> **To do**: Rewrite the listing from its start through the line containing "- timeline-clip[interactable]: [361, 484, 399, 504]", changing "home-icon" to "home-button" and keeping everything else the same.
────────────────
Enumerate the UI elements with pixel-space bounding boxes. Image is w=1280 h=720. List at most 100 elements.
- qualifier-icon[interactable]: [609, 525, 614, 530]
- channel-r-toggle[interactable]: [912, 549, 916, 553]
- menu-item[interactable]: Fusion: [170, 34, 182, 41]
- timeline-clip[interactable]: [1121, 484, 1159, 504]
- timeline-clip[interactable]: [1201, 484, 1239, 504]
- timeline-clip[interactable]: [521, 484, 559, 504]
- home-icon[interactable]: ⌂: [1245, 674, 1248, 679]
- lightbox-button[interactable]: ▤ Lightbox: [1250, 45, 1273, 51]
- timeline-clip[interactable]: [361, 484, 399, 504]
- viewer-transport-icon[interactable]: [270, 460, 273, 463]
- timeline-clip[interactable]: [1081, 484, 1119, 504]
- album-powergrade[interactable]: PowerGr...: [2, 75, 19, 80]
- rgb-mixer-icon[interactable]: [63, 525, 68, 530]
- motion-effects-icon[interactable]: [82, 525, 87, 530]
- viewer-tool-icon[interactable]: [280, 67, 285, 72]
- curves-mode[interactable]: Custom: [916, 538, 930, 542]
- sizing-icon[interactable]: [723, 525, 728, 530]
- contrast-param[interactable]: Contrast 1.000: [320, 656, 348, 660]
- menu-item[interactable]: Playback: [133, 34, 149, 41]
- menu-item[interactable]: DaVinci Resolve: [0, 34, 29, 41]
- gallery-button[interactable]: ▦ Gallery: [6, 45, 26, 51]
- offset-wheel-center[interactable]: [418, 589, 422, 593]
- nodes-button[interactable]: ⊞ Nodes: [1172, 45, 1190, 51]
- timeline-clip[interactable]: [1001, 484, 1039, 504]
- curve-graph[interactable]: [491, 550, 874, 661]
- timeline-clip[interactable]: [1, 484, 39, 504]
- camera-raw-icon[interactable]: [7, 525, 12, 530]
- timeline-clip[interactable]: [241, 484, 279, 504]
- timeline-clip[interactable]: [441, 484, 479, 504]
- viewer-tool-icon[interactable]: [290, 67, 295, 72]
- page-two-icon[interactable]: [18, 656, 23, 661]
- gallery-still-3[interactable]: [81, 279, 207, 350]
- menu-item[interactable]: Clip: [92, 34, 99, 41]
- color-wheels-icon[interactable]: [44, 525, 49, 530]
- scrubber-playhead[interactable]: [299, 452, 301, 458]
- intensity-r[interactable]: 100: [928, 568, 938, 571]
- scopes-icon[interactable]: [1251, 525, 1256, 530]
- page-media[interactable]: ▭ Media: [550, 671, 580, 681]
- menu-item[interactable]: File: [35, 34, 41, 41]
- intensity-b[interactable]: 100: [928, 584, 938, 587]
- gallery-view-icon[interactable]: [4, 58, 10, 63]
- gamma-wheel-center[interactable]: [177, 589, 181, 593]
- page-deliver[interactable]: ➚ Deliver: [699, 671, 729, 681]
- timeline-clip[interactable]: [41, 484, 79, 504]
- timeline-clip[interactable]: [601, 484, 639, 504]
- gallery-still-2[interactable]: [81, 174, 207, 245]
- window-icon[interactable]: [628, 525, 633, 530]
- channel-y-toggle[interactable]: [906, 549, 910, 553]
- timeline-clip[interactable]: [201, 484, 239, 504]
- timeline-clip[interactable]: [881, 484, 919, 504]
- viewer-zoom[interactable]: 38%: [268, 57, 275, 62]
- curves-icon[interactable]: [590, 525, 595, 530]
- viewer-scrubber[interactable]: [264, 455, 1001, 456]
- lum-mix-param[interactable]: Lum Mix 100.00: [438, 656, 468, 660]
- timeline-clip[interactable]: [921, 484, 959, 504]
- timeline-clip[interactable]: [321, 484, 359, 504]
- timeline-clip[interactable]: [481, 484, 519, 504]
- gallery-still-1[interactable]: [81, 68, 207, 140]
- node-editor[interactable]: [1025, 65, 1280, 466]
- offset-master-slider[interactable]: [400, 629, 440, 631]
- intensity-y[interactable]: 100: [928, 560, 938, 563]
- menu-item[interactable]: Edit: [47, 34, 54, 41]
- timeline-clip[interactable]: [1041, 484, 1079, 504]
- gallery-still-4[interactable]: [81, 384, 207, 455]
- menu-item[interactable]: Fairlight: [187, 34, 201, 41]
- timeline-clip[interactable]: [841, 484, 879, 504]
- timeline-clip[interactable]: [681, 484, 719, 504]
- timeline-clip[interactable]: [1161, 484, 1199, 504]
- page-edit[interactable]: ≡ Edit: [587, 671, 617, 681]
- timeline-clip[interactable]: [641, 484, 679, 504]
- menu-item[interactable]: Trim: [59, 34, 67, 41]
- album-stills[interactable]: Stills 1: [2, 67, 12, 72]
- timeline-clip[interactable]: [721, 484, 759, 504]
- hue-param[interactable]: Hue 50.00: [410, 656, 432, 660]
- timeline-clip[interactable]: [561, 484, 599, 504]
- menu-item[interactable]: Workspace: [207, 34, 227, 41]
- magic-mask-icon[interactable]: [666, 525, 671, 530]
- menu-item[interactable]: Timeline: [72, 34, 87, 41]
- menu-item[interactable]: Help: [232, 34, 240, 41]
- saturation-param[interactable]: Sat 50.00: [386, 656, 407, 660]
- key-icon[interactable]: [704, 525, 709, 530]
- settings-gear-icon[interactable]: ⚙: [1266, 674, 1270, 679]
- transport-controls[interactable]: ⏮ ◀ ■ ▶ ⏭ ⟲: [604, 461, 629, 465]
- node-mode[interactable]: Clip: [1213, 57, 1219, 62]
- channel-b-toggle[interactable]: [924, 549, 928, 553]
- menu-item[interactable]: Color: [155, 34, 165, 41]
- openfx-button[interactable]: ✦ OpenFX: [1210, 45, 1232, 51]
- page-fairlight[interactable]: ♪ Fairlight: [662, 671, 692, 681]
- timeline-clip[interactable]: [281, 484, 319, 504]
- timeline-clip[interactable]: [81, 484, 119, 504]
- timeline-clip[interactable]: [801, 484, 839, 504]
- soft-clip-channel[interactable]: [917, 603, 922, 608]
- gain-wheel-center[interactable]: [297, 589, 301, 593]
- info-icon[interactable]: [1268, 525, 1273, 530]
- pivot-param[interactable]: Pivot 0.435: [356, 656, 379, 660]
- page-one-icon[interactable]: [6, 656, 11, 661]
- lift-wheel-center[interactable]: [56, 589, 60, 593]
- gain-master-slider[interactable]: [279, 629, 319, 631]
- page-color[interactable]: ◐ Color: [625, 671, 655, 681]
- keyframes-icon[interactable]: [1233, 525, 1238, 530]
────────────────
> **Worked answer**:
Enumerate the UI elements with pixel-space bounding boxes. Image is w=1280 h=720. List at most 100 elements.
- qualifier-icon[interactable]: [609, 525, 614, 530]
- channel-r-toggle[interactable]: [912, 549, 916, 553]
- menu-item[interactable]: Fusion: [170, 34, 182, 41]
- timeline-clip[interactable]: [1121, 484, 1159, 504]
- timeline-clip[interactable]: [1201, 484, 1239, 504]
- timeline-clip[interactable]: [521, 484, 559, 504]
- home-button[interactable]: ⌂: [1245, 674, 1248, 679]
- lightbox-button[interactable]: ▤ Lightbox: [1250, 45, 1273, 51]
- timeline-clip[interactable]: [361, 484, 399, 504]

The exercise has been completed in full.